GIVEN PASSAGE:
______

EP by Armin van Buuren
- Released: 4 August 2016
- Label: Armada
- Producers: Armin van Buuren; Benno de Goeij;

Armin van Buuren chronology
| A State of Trance 2016 (2016) | Old Skool (2016) | A State of Trance Ibiza 2016 (2016) |

Singles from Old Skool
- "Dominator" Released: 30 June 2016; "The Ultimate Seduction" Released: 14 July 2016; "Pull Over" Released: 30 June 2016;

= Old Skool (EP) =

Old Skool is an extended play (EP) by Dutch DJ and record producer Armin van Buuren. It was released on 4 August 2016 by Armada Music. Van Buuren said of the album, "What I miss sometimes in dance music is a little bit of the fun, the fun that we had by experimenting and going out of our way and doing strange things. And that's what I wanted to do with Old Skool".

______

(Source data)
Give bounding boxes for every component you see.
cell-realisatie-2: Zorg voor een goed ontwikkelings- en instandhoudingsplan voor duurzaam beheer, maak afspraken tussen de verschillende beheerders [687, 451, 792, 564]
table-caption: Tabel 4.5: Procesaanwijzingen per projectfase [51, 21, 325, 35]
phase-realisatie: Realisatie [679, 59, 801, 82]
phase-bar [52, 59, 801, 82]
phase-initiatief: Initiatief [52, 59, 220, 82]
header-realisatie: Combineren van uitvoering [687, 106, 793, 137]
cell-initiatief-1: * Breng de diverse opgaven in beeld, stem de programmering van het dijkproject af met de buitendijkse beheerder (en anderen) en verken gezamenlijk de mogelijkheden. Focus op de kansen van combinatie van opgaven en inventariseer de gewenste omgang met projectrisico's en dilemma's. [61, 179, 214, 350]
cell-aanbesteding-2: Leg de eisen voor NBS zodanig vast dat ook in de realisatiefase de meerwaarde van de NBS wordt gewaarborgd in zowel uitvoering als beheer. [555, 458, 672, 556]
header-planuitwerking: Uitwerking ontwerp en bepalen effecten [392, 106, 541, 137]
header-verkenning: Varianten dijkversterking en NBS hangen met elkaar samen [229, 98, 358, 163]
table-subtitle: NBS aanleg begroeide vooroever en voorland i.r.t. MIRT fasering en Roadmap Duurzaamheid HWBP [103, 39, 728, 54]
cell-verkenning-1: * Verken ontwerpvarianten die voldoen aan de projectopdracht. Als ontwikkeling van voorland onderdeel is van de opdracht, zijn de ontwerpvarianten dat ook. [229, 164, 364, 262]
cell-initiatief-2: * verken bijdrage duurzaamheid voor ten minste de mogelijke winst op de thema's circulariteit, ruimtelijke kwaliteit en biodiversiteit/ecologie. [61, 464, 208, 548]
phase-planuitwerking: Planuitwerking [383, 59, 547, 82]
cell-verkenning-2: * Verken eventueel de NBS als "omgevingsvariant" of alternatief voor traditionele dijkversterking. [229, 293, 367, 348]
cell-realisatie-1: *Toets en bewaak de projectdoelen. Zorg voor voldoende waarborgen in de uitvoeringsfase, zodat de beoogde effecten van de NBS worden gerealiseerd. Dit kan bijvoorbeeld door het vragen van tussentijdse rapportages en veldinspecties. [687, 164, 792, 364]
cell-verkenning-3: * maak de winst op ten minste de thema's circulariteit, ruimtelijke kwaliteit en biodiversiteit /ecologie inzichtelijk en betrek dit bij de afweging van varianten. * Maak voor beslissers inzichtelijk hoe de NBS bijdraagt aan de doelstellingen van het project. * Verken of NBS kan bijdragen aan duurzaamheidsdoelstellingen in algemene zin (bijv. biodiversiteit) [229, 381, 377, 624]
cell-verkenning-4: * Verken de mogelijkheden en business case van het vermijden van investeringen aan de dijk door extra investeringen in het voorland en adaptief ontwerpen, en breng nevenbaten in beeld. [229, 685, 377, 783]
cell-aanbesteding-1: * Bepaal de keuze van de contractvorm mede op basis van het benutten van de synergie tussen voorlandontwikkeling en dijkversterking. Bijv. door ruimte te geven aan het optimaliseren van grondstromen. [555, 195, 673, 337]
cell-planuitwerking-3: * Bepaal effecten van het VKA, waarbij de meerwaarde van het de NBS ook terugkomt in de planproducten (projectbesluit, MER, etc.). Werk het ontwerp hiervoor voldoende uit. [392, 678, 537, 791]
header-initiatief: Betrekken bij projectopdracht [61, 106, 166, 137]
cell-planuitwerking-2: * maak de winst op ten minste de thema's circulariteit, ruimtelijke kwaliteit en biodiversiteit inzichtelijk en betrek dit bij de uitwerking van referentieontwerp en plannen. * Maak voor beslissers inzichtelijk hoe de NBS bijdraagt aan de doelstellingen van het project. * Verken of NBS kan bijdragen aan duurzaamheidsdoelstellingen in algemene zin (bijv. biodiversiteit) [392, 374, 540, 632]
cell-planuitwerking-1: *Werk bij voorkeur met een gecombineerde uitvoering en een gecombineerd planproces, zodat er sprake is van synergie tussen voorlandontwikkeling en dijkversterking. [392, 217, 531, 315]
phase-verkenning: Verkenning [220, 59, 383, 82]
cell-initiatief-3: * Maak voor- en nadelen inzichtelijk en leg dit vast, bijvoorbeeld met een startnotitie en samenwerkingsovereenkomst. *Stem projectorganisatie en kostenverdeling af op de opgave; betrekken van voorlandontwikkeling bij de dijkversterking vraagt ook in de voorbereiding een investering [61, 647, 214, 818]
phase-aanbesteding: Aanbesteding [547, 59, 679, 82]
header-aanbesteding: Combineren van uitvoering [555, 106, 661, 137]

______

REQUIRED TASKS:
#1 Answer these questions from the text about the Old Skool EP, one per line:
(a) Which label released the EP?
(b) Which single from the EP came out on 14 July 2016?
(c) Who produced the EP alongside Armin van Buuren?
#2 In the text about the Old Skool EP, turn the paragraph beginning "Old Skool is an extended play" into a short bulleted list that keeps its main facts.
#3 Continue the text about the Old Skool EP from its final sentence.

TASK RESULTS:
#1
(a) Armada (Armada Music)
(b) "The Ultimate Seduction"
(c) Benno de Goeij

#2
- Old Skool is an extended play (EP) by Dutch DJ and record producer Armin van Buuren.
- Armada Music released it on 4 August 2016.
- Van Buuren said he missed the fun of experimenting and doing strange things in dance music, and that he made Old Skool to bring that back.

#3
==Track listing==

| No. | Title | Writer(s) | Length |
|---|---|---|---|
| 1. | "Dominator" (Armin van Buuren vs. Human Resource) | Guido Pernet; Jasper Drexhage; Johan van Beek; Larenzo Nash; Robert Mahu; | 2:29 |
| 2. | "The Ultimate Seduction" (Armin van Buuren vs. The Ultimate Seduction) | Koen Groeneveld; Addy van der Zwan; | 2:14 |
| 3. | "Pull Over" (Armin van Buuren vs. Speedy J) | Jochem Paap | 2:25 |
| 4. | "Quadrophonia" (Armin van Buuren vs. Quadrophonia) | Olivier Abbeloos; Lucien Foort; | 3:20 |
| 5. | "88 to Piano" (Armin van Buuren vs. MainX) | Rene van den Berghe | 3:00 |
| 6. | "Old Skool" (Vigel remix) | Armin van Buuren; Benno de Goeij; Larry Heard; | 2:52 |
| 7. | "Old Skool Ping Pong" | van Buuren; de Goeij; Heard; | 2:48 |

CD version (bonus track)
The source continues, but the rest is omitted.